• AIM OF THE TASK
Reply with one number only: the count of lines below that contain the word "опыт".

• RECORDS FOR THE EXERCISE
──────

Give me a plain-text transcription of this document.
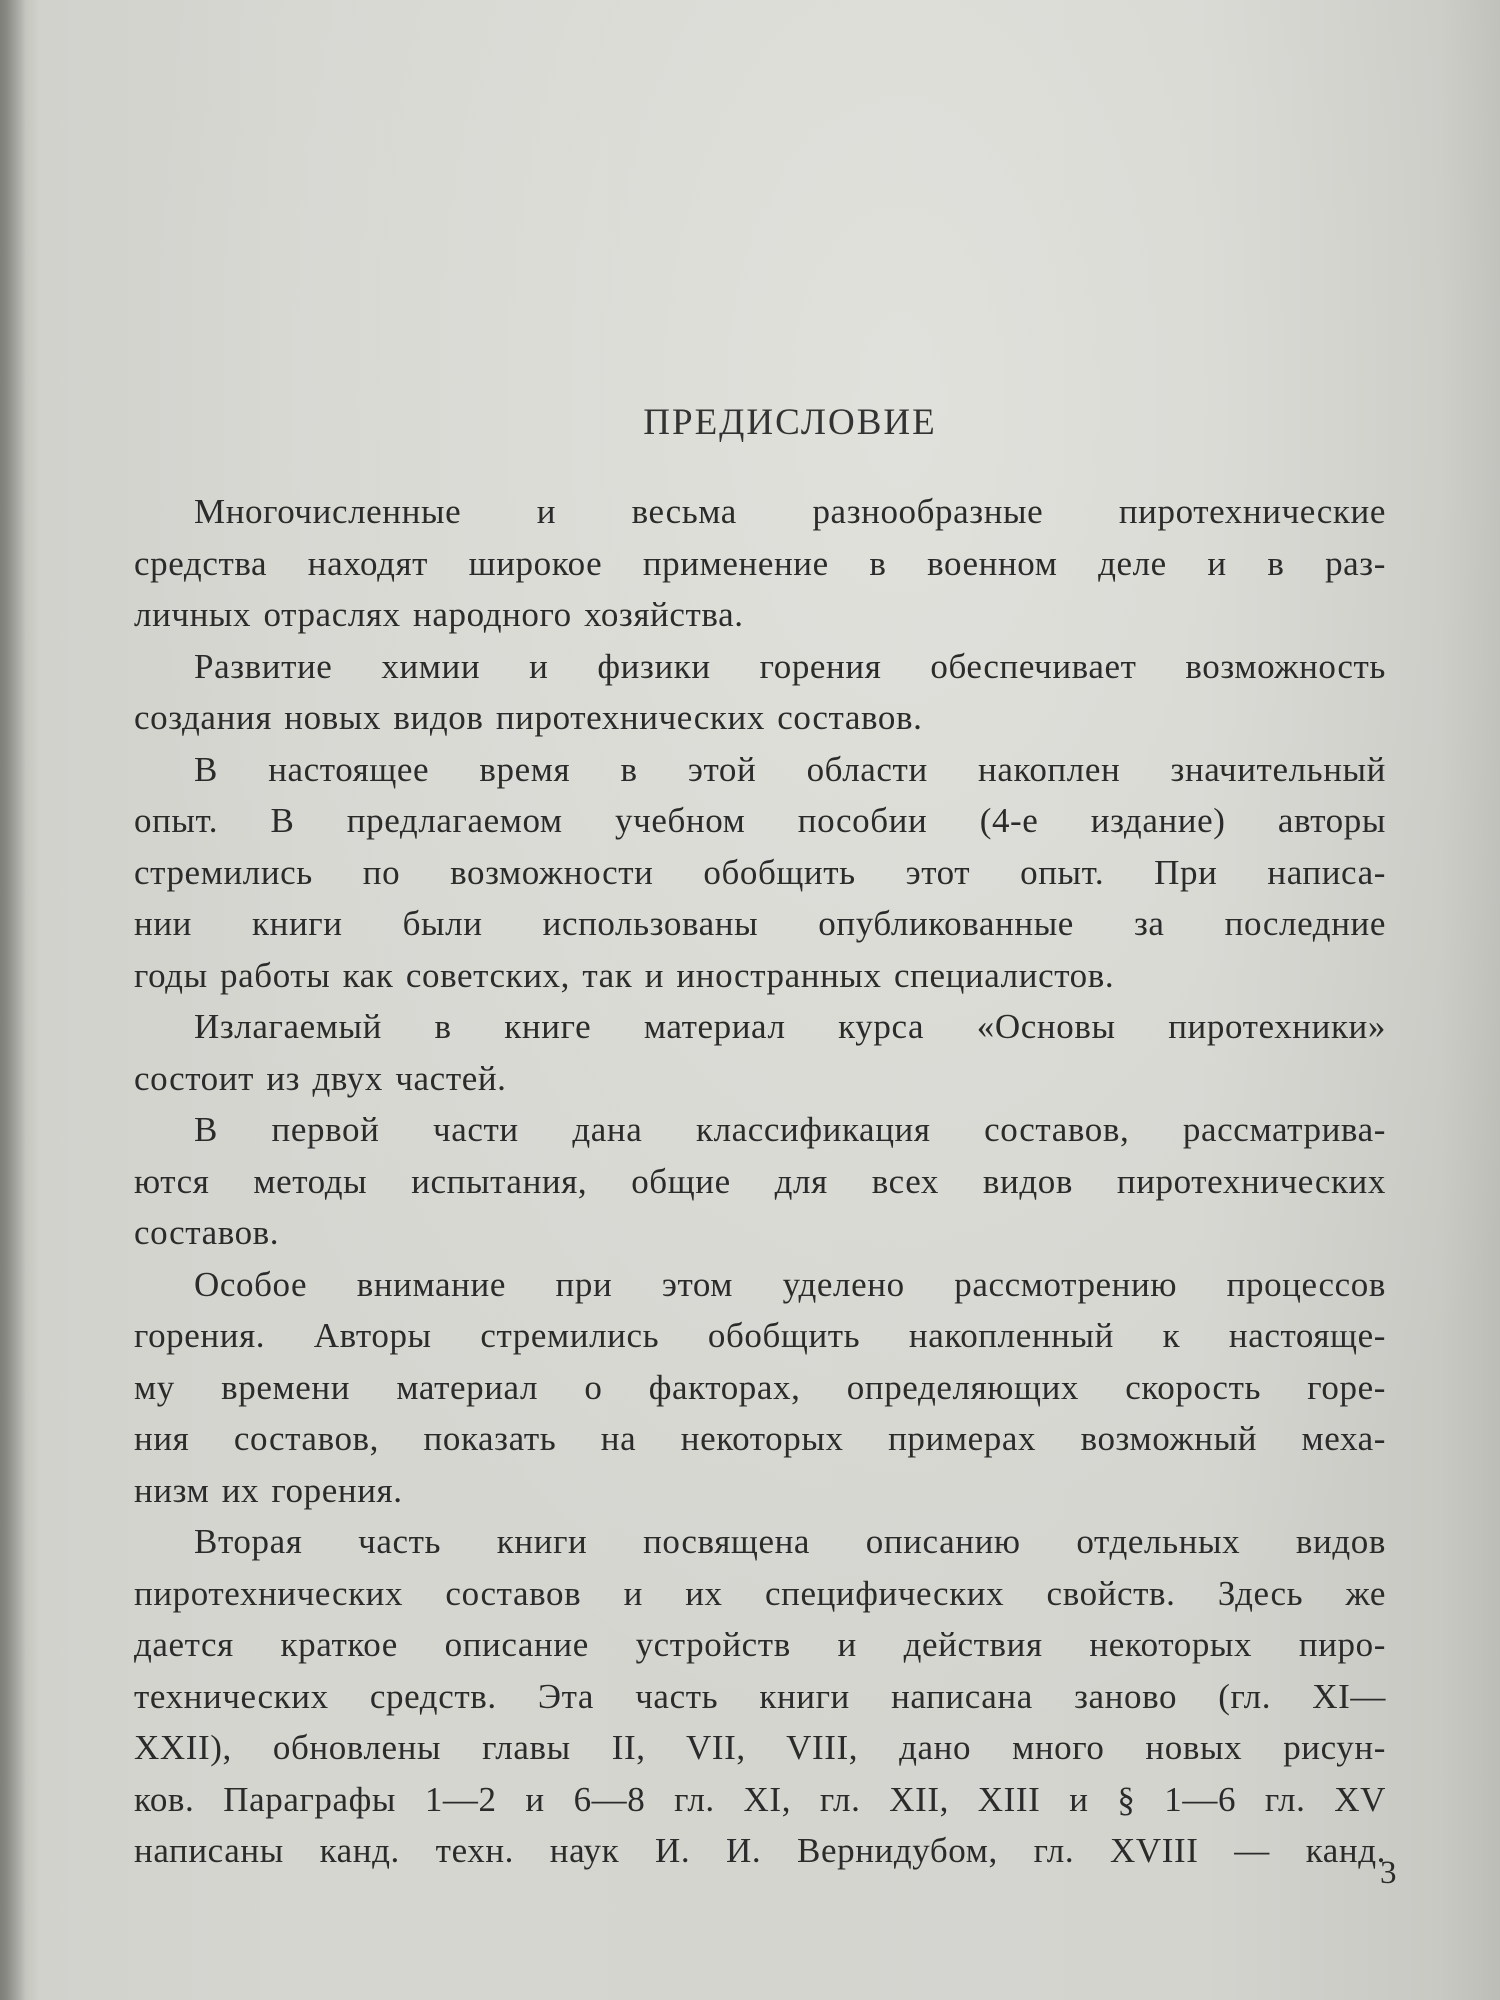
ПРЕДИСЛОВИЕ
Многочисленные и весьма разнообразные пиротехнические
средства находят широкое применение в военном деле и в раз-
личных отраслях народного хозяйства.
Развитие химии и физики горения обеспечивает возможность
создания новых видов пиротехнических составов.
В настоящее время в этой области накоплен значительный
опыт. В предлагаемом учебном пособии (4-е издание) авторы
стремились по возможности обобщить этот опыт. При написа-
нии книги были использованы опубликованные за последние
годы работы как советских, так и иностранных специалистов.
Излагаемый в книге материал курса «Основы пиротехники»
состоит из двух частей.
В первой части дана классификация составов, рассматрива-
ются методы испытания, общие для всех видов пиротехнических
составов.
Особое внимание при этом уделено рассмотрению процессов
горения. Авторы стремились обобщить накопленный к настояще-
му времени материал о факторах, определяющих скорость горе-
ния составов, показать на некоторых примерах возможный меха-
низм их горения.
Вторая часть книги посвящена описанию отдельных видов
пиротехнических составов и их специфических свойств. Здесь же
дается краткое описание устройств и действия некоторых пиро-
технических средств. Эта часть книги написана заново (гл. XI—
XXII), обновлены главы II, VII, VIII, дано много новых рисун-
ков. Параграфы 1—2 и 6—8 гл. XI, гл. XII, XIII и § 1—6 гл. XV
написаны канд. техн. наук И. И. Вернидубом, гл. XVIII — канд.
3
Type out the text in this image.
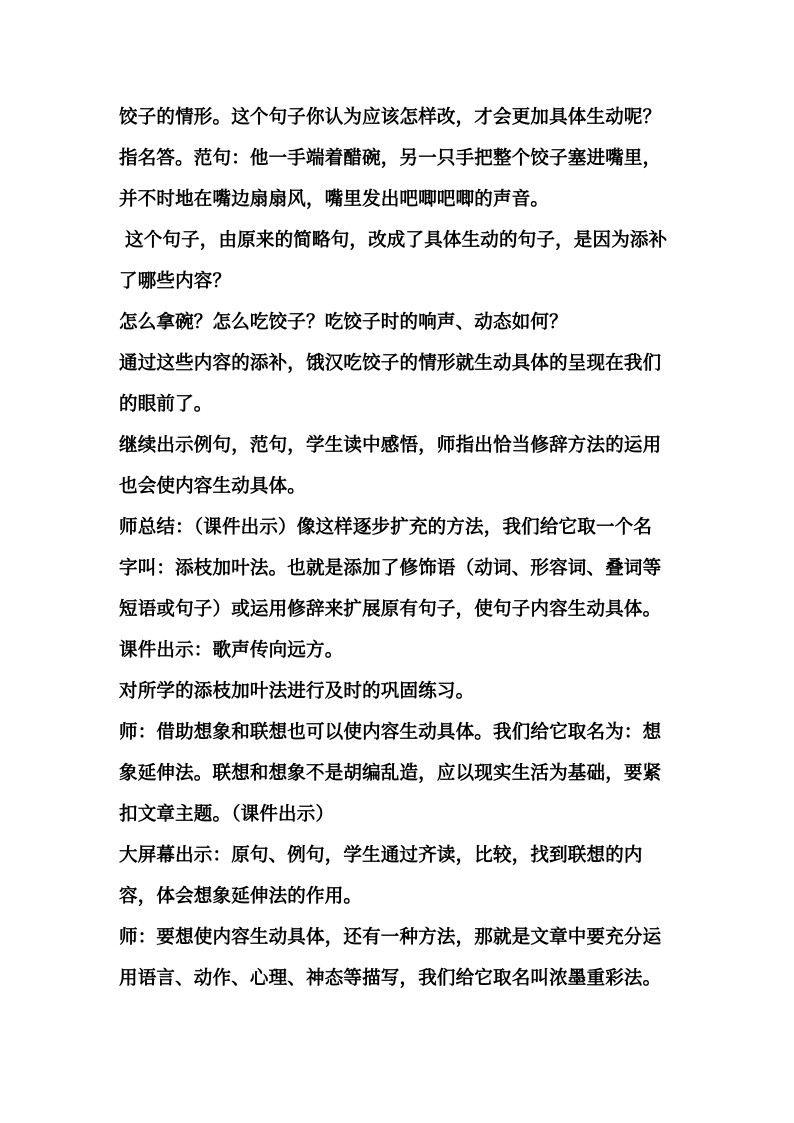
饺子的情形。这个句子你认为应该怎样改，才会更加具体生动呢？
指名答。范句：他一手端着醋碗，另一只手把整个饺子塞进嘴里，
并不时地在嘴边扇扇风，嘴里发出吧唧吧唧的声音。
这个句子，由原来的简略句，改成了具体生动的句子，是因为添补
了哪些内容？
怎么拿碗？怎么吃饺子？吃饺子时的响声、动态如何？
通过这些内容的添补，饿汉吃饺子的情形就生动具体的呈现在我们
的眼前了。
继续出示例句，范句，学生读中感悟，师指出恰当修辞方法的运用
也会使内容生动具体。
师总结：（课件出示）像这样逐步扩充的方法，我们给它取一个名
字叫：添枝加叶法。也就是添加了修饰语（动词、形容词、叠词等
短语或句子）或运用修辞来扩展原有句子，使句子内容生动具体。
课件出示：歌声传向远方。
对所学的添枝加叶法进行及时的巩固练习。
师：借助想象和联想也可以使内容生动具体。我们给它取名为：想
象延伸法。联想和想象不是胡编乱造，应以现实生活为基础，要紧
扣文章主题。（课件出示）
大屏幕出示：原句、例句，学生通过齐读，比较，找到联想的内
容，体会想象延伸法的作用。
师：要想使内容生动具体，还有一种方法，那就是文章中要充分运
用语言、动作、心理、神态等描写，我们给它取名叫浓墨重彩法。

──────

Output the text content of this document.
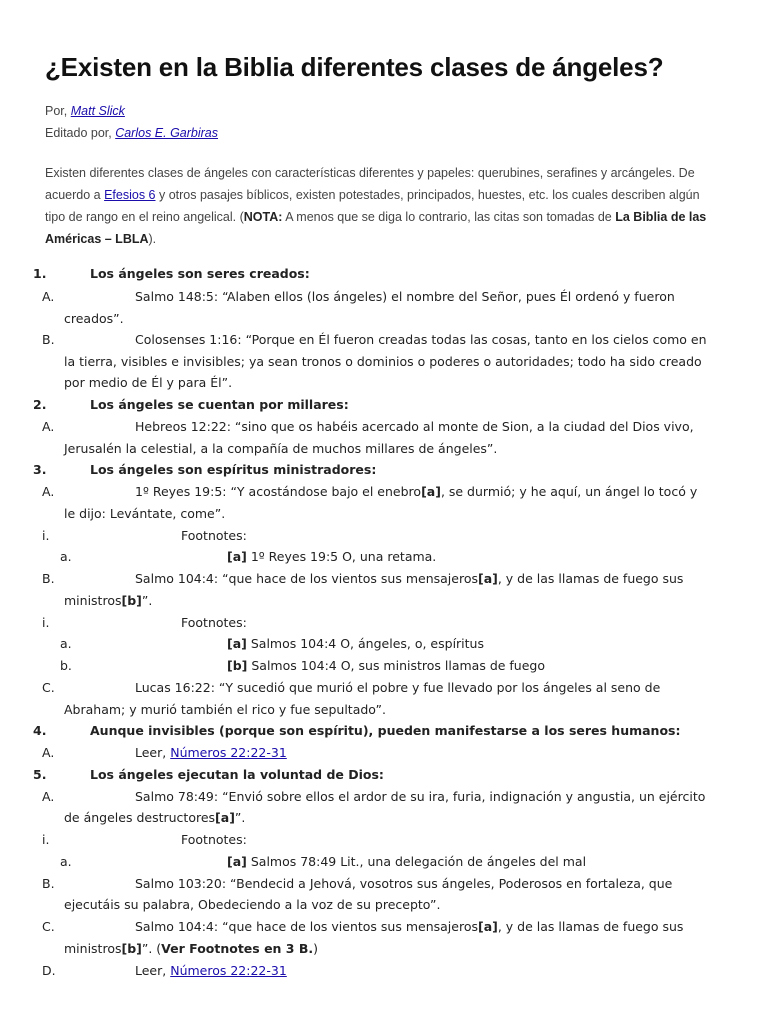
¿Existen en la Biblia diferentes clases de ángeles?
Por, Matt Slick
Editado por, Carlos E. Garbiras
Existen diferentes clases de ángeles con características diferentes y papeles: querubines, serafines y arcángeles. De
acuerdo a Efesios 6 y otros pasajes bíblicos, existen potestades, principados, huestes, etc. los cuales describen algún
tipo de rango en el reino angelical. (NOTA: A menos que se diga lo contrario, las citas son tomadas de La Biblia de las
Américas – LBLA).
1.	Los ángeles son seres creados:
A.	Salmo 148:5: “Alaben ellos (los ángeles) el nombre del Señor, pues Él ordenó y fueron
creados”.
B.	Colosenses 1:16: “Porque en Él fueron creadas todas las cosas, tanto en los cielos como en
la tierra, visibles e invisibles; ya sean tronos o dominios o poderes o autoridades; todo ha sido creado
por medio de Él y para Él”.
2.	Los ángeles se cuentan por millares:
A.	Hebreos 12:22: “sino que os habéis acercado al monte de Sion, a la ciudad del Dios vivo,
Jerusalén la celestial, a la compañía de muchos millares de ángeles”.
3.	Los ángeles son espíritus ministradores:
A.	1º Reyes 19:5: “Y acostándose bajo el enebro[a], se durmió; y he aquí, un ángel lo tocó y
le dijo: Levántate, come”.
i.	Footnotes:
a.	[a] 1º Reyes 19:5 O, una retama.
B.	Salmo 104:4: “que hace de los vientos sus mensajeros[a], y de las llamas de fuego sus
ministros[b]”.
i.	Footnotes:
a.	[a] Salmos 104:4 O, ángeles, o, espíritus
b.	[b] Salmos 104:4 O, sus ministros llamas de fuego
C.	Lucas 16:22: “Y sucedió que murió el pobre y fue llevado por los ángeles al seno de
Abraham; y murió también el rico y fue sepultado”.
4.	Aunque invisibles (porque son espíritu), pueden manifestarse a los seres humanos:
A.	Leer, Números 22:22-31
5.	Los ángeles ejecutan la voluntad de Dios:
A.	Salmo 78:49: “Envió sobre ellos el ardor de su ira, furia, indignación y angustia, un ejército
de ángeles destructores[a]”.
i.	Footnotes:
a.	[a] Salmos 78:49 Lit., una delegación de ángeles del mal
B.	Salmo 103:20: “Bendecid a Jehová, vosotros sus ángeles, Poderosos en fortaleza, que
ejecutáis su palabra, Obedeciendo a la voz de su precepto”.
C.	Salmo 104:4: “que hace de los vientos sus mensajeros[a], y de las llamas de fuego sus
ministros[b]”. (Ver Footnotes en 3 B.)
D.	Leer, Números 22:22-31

──────

• OUTPUT FOR THIS EXERCISE
2